Transcribe the material word for word, but without the images.

— Start of Entries —

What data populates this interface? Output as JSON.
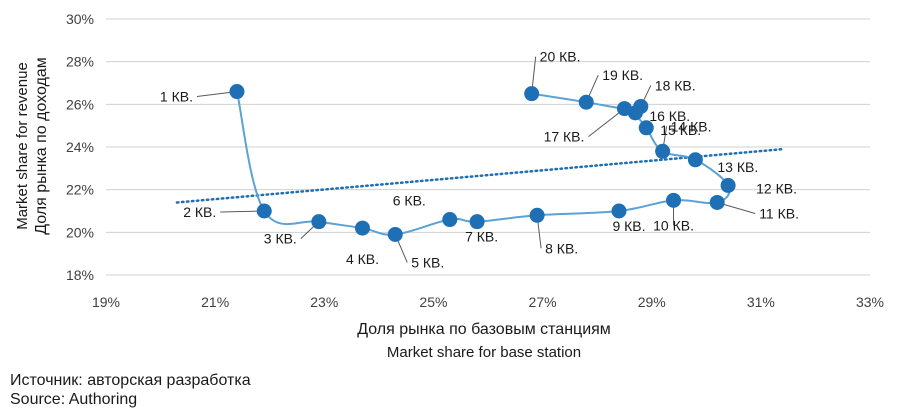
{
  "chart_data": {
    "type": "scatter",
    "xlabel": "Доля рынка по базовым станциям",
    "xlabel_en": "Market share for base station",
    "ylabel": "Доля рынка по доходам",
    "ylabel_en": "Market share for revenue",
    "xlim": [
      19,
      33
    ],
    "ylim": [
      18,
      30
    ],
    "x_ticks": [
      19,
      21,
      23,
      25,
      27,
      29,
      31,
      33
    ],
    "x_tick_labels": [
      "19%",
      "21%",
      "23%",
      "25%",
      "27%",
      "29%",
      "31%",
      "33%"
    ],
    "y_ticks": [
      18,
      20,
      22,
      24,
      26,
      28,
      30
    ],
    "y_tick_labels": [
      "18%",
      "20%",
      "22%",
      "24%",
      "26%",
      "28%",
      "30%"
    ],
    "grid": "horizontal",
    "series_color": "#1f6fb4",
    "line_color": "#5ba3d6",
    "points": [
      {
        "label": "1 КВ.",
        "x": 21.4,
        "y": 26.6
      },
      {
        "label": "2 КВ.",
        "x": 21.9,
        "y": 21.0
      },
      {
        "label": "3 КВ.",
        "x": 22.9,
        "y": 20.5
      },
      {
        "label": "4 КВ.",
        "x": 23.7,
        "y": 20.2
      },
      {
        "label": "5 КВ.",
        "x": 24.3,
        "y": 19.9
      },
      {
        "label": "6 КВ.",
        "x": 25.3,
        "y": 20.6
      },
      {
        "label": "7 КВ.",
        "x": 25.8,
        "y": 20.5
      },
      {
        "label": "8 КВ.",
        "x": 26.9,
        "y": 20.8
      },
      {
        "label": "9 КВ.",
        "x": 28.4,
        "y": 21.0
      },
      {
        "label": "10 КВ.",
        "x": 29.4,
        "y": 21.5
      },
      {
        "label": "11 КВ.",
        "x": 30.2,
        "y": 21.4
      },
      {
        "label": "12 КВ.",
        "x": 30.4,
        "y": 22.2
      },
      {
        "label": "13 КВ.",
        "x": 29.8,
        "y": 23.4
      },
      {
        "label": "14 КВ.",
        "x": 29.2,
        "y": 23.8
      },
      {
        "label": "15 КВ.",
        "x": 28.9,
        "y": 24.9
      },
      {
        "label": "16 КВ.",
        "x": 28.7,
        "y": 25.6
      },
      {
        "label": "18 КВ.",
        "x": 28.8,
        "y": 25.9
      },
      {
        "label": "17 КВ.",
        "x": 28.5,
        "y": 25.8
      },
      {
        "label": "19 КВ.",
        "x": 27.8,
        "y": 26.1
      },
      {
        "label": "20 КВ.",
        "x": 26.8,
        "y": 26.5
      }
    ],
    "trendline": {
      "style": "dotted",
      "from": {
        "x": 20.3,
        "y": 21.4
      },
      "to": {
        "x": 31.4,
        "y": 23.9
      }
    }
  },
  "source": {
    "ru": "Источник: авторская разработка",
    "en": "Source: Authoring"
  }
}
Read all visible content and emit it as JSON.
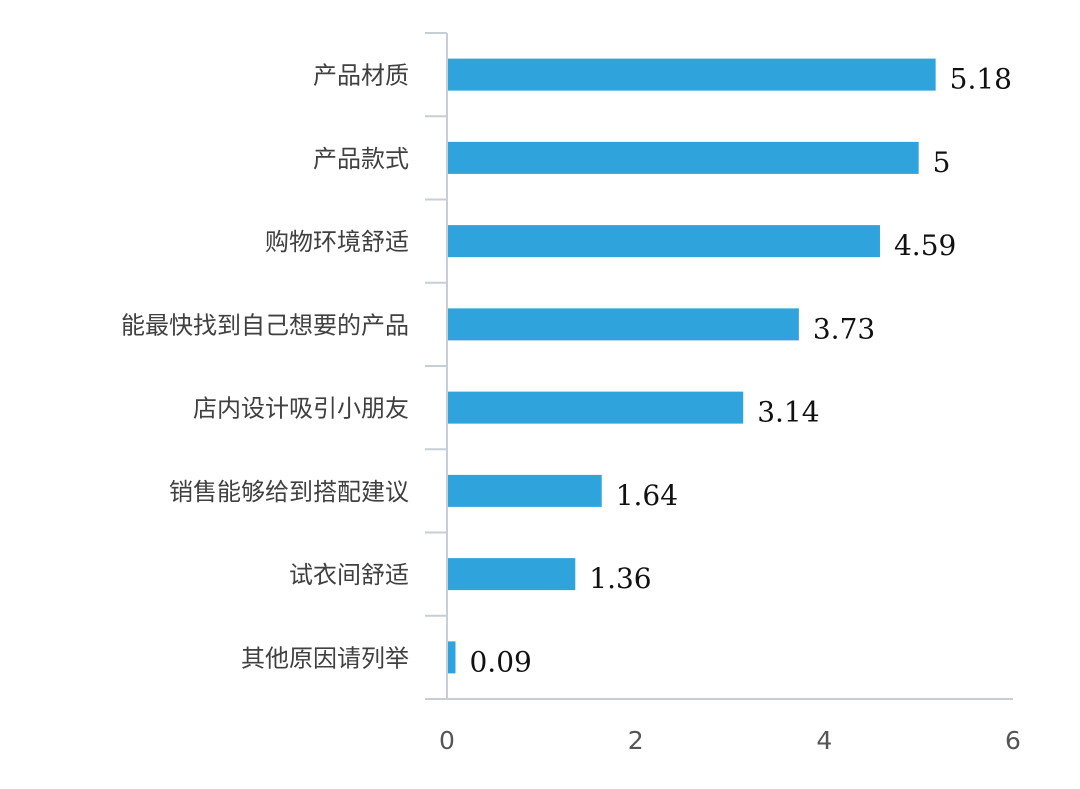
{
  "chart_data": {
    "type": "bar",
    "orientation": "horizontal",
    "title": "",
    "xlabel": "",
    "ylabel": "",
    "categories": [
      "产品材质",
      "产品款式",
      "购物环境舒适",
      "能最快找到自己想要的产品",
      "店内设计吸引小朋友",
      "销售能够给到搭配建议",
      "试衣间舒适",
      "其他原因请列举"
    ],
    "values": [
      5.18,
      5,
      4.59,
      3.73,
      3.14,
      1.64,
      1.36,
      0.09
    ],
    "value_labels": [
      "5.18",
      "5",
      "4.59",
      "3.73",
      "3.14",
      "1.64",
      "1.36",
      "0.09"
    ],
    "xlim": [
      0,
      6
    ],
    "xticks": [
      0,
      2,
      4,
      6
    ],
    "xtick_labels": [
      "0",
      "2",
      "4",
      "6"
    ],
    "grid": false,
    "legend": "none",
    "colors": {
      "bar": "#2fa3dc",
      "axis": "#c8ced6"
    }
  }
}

— End of Entries —

Exercise answer>
What data populates this interface? Output as JSON.
{
  "chart_data": {
    "type": "scatter",
    "xlabel": "Доля рынка по базовым станциям",
    "xlabel_en": "Market share for base station",
    "ylabel": "Доля рынка по доходам",
    "ylabel_en": "Market share for revenue",
    "xlim": [
      19,
      33
    ],
    "ylim": [
      18,
      30
    ],
    "x_ticks": [
      19,
      21,
      23,
      25,
      27,
      29,
      31,
      33
    ],
    "x_tick_labels": [
      "19%",
      "21%",
      "23%",
      "25%",
      "27%",
      "29%",
      "31%",
      "33%"
    ],
    "y_ticks": [
      18,
      20,
      22,
      24,
      26,
      28,
      30
    ],
    "y_tick_labels": [
      "18%",
      "20%",
      "22%",
      "24%",
      "26%",
      "28%",
      "30%"
    ],
    "grid": "horizontal",
    "series_color": "#1f6fb4",
    "line_color": "#5ba3d6",
    "points": [
      {
        "label": "1 КВ.",
        "x": 21.4,
        "y": 26.6
      },
      {
        "label": "2 КВ.",
        "x": 21.9,
        "y": 21.0
      },
      {
        "label": "3 КВ.",
        "x": 22.9,
        "y": 20.5
      },
      {
        "label": "4 КВ.",
        "x": 23.7,
        "y": 20.2
      },
      {
        "label": "5 КВ.",
        "x": 24.3,
        "y": 19.9
      },
      {
        "label": "6 КВ.",
        "x": 25.3,
        "y": 20.6
      },
      {
        "label": "7 КВ.",
        "x": 25.8,
        "y": 20.5
      },
      {
        "label": "8 КВ.",
        "x": 26.9,
        "y": 20.8
      },
      {
        "label": "9 КВ.",
        "x": 28.4,
        "y": 21.0
      },
      {
        "label": "10 КВ.",
        "x": 29.4,
        "y": 21.5
      },
      {
        "label": "11 КВ.",
        "x": 30.2,
        "y": 21.4
      },
      {
        "label": "12 КВ.",
        "x": 30.4,
        "y": 22.2
      },
      {
        "label": "13 КВ.",
        "x": 29.8,
        "y": 23.4
      },
      {
        "label": "14 КВ.",
        "x": 29.2,
        "y": 23.8
      },
      {
        "label": "15 КВ.",
        "x": 28.9,
        "y": 24.9
      },
      {
        "label": "16 КВ.",
        "x": 28.7,
        "y": 25.6
      },
      {
        "label": "18 КВ.",
        "x": 28.8,
        "y": 25.9
      },
      {
        "label": "17 КВ.",
        "x": 28.5,
        "y": 25.8
      },
      {
        "label": "19 КВ.",
        "x": 27.8,
        "y": 26.1
      },
      {
        "label": "20 КВ.",
        "x": 26.8,
        "y": 26.5
      }
    ],
    "trendline": {
      "style": "dotted",
      "from": {
        "x": 20.3,
        "y": 21.4
      },
      "to": {
        "x": 31.4,
        "y": 23.9
      }
    }
  },
  "source": {
    "ru": "Источник: авторская разработка",
    "en": "Source: Authoring"
  }
}
Read all visible content and emit it as JSON.
{
  "chart_data": {
    "type": "bar",
    "orientation": "horizontal",
    "title": "",
    "xlabel": "",
    "ylabel": "",
    "categories": [
      "产品材质",
      "产品款式",
      "购物环境舒适",
      "能最快找到自己想要的产品",
      "店内设计吸引小朋友",
      "销售能够给到搭配建议",
      "试衣间舒适",
      "其他原因请列举"
    ],
    "values": [
      5.18,
      5,
      4.59,
      3.73,
      3.14,
      1.64,
      1.36,
      0.09
    ],
    "value_labels": [
      "5.18",
      "5",
      "4.59",
      "3.73",
      "3.14",
      "1.64",
      "1.36",
      "0.09"
    ],
    "xlim": [
      0,
      6
    ],
    "xticks": [
      0,
      2,
      4,
      6
    ],
    "xtick_labels": [
      "0",
      "2",
      "4",
      "6"
    ],
    "grid": false,
    "legend": "none",
    "colors": {
      "bar": "#2fa3dc",
      "axis": "#c8ced6"
    }
  }
}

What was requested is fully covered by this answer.